WORK INSTRUCTIONS:
Print all entries word for word.

begin THE RECORDS

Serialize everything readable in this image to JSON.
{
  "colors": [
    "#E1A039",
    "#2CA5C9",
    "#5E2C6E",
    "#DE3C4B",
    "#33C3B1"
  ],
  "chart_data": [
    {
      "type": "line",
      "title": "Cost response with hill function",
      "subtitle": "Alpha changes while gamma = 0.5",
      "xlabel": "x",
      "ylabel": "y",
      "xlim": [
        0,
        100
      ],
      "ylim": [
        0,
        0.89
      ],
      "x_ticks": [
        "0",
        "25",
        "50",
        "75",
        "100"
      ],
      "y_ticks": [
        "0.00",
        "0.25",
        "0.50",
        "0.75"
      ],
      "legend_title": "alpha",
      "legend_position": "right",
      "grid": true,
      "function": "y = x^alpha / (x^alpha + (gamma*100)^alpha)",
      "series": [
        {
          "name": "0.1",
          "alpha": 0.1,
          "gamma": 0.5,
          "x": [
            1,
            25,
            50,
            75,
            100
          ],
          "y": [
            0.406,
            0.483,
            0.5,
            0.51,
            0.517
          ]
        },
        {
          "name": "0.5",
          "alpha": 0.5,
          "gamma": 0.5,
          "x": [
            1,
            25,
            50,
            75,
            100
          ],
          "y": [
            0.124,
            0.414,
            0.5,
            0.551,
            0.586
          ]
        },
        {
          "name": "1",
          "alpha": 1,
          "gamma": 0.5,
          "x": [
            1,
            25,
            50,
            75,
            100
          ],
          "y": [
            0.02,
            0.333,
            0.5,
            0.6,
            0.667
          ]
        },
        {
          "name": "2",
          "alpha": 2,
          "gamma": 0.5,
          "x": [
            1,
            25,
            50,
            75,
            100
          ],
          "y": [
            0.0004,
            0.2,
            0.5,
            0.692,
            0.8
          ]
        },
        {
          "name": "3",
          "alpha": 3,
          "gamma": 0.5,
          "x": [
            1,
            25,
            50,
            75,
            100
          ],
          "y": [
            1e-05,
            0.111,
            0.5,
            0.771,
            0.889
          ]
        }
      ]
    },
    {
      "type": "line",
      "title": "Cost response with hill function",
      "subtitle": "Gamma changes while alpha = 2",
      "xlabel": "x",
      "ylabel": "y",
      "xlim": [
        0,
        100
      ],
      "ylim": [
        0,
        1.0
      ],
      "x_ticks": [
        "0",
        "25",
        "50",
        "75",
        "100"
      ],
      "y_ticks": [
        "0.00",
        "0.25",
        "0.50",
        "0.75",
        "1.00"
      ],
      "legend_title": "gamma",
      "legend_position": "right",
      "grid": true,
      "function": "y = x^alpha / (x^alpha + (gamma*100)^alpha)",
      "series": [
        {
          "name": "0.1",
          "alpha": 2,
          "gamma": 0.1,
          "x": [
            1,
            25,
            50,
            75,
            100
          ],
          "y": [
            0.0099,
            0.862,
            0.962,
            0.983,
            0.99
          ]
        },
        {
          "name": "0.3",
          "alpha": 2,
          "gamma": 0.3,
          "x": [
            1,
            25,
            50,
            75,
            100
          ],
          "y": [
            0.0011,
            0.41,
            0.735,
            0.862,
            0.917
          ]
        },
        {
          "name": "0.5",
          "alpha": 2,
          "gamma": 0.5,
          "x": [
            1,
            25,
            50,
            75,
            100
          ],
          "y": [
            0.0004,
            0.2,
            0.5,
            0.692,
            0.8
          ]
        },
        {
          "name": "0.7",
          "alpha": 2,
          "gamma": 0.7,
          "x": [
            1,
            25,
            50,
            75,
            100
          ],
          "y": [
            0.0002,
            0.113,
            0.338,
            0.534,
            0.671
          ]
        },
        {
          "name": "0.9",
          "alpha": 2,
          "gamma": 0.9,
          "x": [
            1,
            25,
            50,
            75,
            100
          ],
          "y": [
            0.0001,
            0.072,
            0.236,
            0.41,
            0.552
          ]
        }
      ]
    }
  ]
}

end THE RECORDS

TASK RESULT:
Serialize everything readable in this image to JSON.
{
  "colors": [
    "#E1A039",
    "#2CA5C9",
    "#5E2C6E",
    "#DE3C4B",
    "#33C3B1"
  ],
  "chart_data": [
    {
      "type": "line",
      "title": "Cost response with hill function",
      "subtitle": "Alpha changes while gamma = 0.5",
      "xlabel": "x",
      "ylabel": "y",
      "xlim": [
        0,
        100
      ],
      "ylim": [
        0,
        0.89
      ],
      "x_ticks": [
        "0",
        "25",
        "50",
        "75",
        "100"
      ],
      "y_ticks": [
        "0.00",
        "0.25",
        "0.50",
        "0.75"
      ],
      "legend_title": "alpha",
      "legend_position": "right",
      "grid": true,
      "function": "y = x^alpha / (x^alpha + (gamma*100)^alpha)",
      "series": [
        {
          "name": "0.1",
          "alpha": 0.1,
          "gamma": 0.5,
          "x": [
            1,
            25,
            50,
            75,
            100
          ],
          "y": [
            0.406,
            0.483,
            0.5,
            0.51,
            0.517
          ]
        },
        {
          "name": "0.5",
          "alpha": 0.5,
          "gamma": 0.5,
          "x": [
            1,
            25,
            50,
            75,
            100
          ],
          "y": [
            0.124,
            0.414,
            0.5,
            0.551,
            0.586
          ]
        },
        {
          "name": "1",
          "alpha": 1,
          "gamma": 0.5,
          "x": [
            1,
            25,
            50,
            75,
            100
          ],
          "y": [
            0.02,
            0.333,
            0.5,
            0.6,
            0.667
          ]
        },
        {
          "name": "2",
          "alpha": 2,
          "gamma": 0.5,
          "x": [
            1,
            25,
            50,
            75,
            100
          ],
          "y": [
            0.0004,
            0.2,
            0.5,
            0.692,
            0.8
          ]
        },
        {
          "name": "3",
          "alpha": 3,
          "gamma": 0.5,
          "x": [
            1,
            25,
            50,
            75,
            100
          ],
          "y": [
            1e-05,
            0.111,
            0.5,
            0.771,
            0.889
          ]
        }
      ]
    },
    {
      "type": "line",
      "title": "Cost response with hill function",
      "subtitle": "Gamma changes while alpha = 2",
      "xlabel": "x",
      "ylabel": "y",
      "xlim": [
        0,
        100
      ],
      "ylim": [
        0,
        1.0
      ],
      "x_ticks": [
        "0",
        "25",
        "50",
        "75",
        "100"
      ],
      "y_ticks": [
        "0.00",
        "0.25",
        "0.50",
        "0.75",
        "1.00"
      ],
      "legend_title": "gamma",
      "legend_position": "right",
      "grid": true,
      "function": "y = x^alpha / (x^alpha + (gamma*100)^alpha)",
      "series": [
        {
          "name": "0.1",
          "alpha": 2,
          "gamma": 0.1,
          "x": [
            1,
            25,
            50,
            75,
            100
          ],
          "y": [
            0.0099,
            0.862,
            0.962,
            0.983,
            0.99
          ]
        },
        {
          "name": "0.3",
          "alpha": 2,
          "gamma": 0.3,
          "x": [
            1,
            25,
            50,
            75,
            100
          ],
          "y": [
            0.0011,
            0.41,
            0.735,
            0.862,
            0.917
          ]
        },
        {
          "name": "0.5",
          "alpha": 2,
          "gamma": 0.5,
          "x": [
            1,
            25,
            50,
            75,
            100
          ],
          "y": [
            0.0004,
            0.2,
            0.5,
            0.692,
            0.8
          ]
        },
        {
          "name": "0.7",
          "alpha": 2,
          "gamma": 0.7,
          "x": [
            1,
            25,
            50,
            75,
            100
          ],
          "y": [
            0.0002,
            0.113,
            0.338,
            0.534,
            0.671
          ]
        },
        {
          "name": "0.9",
          "alpha": 2,
          "gamma": 0.9,
          "x": [
            1,
            25,
            50,
            75,
            100
          ],
          "y": [
            0.0001,
            0.072,
            0.236,
            0.41,
            0.552
          ]
        }
      ]
    }
  ]
}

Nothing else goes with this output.